--- Begin Selection ---
Studio album by Benny Mardones
- Released: September 6, 1989
- Studio: The Village Recorder (Los Angeles, California); The Pasha Music House (Hollywood, California); Can-Am Recorders (Tarzana, California); Calliope Studios (New York City, New York); EBS Studios (South Carolina);
- Genre: AOR
- Length: 43:22
- Label: Curb
- Producer: Michael Lloyd; Duane Evans; Benny Mardones; Mark Mangold;

Benny Mardones chronology
| Too Much to Lose (1981) | Benny Mardones (1989) | Stand by Your Man (1996) |

= Benny Mardones (album) =

Benny Mardones is the fourth studio album from American singer Benny Mardones, which was released by Curb in 1989. Produced by Michael Lloyd, it was Mardones' first album since 1981's Too Much to Lose, following his battle with a drug addiction and other personal issues. The album was recorded and released after the successful reissue of Mardones' 1980 hit song "Into the Night".

==Background==
In 1989, a "Where Are They Now?" Arizona radio segment spurred Los Angeles DJ Scott Shannon to add "Into the Night" to his playlist. The exposure ultimately rocketed the song back into the national charts, where it reached No. 20 in the first week of July 1989. The re-entry added 17 weeks to its previous run of 20, amounting to a total 37 (non consecutive) weeks, breaking the record set by Laura Branigan with her single "Gloria", which charted for 36 (consecutive) weeks from July 1982 to March 1983, for the longest-charting single of the 1980s by a solo artist.

The second wave of success of "Into the Night" resulted in Mardones signing with Curb Records. With his new deal came the return of Joel Diamond as Mardones' manager. He soon recorded a new studio album, which included the new re-recorded version of "Into the Night". The self-titled album, or "the blue album" as referred to by Mardones' fans, was released to little success as Curb was best known for being a country label and was not able to capitalize on the success of the "Into the Night".

For the album, Mardones mainly wrote tracks with Mark Mangold and Duane Evans. The album is the first where Mardones' son Michael Everett Mardones is listed as a backup singer. "How Could You Love Me" would later be re-recorded for Mardones' 1996 album Stand by Your Man and his 2002 album A Journey Through Time.

In a 1989 interview, Mardones was asked if he ever wondered about Curb's ability to market him on their country-orientated label:
"Well, I think they ran into problems. I think they've made a lot of mistakes on this last album, but I think that they're learning and they're re-structuring their company, their distribution and promotion situation, because they haven't been in the rock 'n' roll place and that's what they're attempting to do. They want me to be the cornerstone of the label. Meanwhile, I'm not going to allow too many more mistakes to be made at my expense. They haven't made mistakes, but I think the promotion fell short. I have no complaints about Curb Records. They treat me like gold. Mike Curb is a wonderful human being. The people at Curb Records are in my corner a hundred and fifty per cent. All we're doing is getting through the rough spots. We're looking forward to a wonderful 1990. We're looking forward to a wonderful relationship with one another. I think that certain errors were made as far as the promotion of the record, but I think they were innocent mistakes. No malice intended."
--- End Selection ---
--- Begin Source data ---
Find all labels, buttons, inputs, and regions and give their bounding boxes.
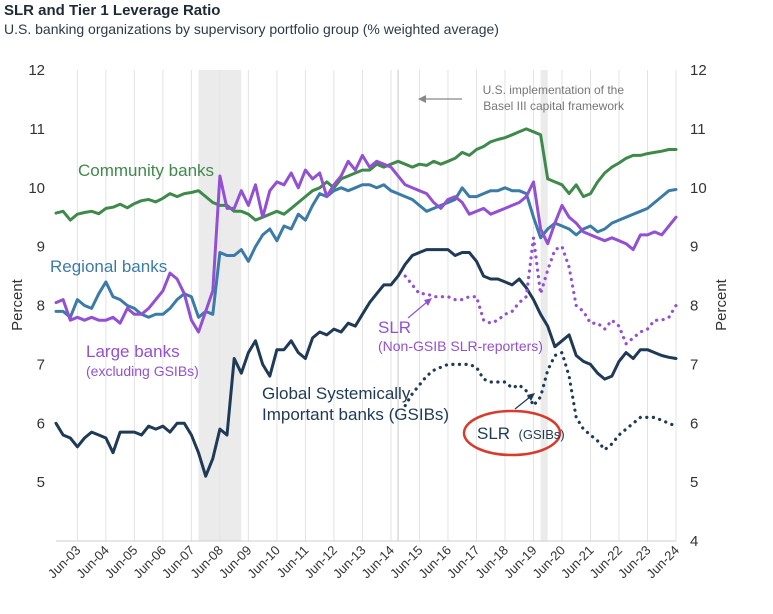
--- End Source data ---
(Brief) Summarize the article on the album Benny Mardones in two sentences. The lines above have no connection to the article about the album.

(The output) Benny Mardones is the fourth studio album by Benny Mardones, released by Curb in 1989 after the reissued "Into the Night" returned to the national charts, and it was his first album since 1981's Too Much to Lose. It included a re-recorded version of "Into the Night" but had little success, because Curb was best known as a country label and could not capitalize on the song's success.